Given task: Each record below should be repeated precisely as written.

──────── The records

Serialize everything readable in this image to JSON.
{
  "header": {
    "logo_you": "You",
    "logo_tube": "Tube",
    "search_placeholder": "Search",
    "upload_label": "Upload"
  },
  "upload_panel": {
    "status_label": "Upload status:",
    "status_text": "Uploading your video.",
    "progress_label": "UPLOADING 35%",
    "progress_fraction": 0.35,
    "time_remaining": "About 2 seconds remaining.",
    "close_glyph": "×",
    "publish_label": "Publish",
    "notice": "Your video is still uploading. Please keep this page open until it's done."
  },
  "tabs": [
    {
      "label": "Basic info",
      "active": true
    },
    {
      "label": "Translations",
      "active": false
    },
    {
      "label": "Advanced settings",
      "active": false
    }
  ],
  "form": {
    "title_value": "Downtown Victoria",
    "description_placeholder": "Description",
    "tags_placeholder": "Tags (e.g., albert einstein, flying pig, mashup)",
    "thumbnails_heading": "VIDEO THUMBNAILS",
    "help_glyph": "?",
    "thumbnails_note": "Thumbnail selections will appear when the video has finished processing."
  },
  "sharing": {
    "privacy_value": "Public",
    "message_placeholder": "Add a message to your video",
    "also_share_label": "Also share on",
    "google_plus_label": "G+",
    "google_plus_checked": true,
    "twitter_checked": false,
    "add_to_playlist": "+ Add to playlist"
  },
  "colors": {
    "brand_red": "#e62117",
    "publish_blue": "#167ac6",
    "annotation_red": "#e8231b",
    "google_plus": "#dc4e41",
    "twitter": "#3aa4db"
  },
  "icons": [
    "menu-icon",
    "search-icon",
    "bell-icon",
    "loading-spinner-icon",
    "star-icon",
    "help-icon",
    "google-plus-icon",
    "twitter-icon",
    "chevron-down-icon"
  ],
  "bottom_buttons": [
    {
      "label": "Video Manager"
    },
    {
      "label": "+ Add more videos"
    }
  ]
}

────────────────

Full solution:
Serialize everything readable in this image to JSON.
{
  "header": {
    "logo_you": "You",
    "logo_tube": "Tube",
    "search_placeholder": "Search",
    "upload_label": "Upload"
  },
  "upload_panel": {
    "status_label": "Upload status:",
    "status_text": "Uploading your video.",
    "progress_label": "UPLOADING 35%",
    "progress_fraction": 0.35,
    "time_remaining": "About 2 seconds remaining.",
    "close_glyph": "×",
    "publish_label": "Publish",
    "notice": "Your video is still uploading. Please keep this page open until it's done."
  },
  "tabs": [
    {
      "label": "Basic info",
      "active": true
    },
    {
      "label": "Translations",
      "active": false
    },
    {
      "label": "Advanced settings",
      "active": false
    }
  ],
  "form": {
    "title_value": "Downtown Victoria",
    "description_placeholder": "Description",
    "tags_placeholder": "Tags (e.g., albert einstein, flying pig, mashup)",
    "thumbnails_heading": "VIDEO THUMBNAILS",
    "help_glyph": "?",
    "thumbnails_note": "Thumbnail selections will appear when the video has finished processing."
  },
  "sharing": {
    "privacy_value": "Public",
    "message_placeholder": "Add a message to your video",
    "also_share_label": "Also share on",
    "google_plus_label": "G+",
    "google_plus_checked": true,
    "twitter_checked": false,
    "add_to_playlist": "+ Add to playlist"
  },
  "colors": {
    "brand_red": "#e62117",
    "publish_blue": "#167ac6",
    "annotation_red": "#e8231b",
    "google_plus": "#dc4e41",
    "twitter": "#3aa4db"
  },
  "icons": [
    "menu-icon",
    "search-icon",
    "bell-icon",
    "loading-spinner-icon",
    "star-icon",
    "help-icon",
    "google-plus-icon",
    "twitter-icon",
    "chevron-down-icon"
  ],
  "bottom_buttons": [
    {
      "label": "Video Manager"
    },
    {
      "label": "+ Add more videos"
    }
  ]
}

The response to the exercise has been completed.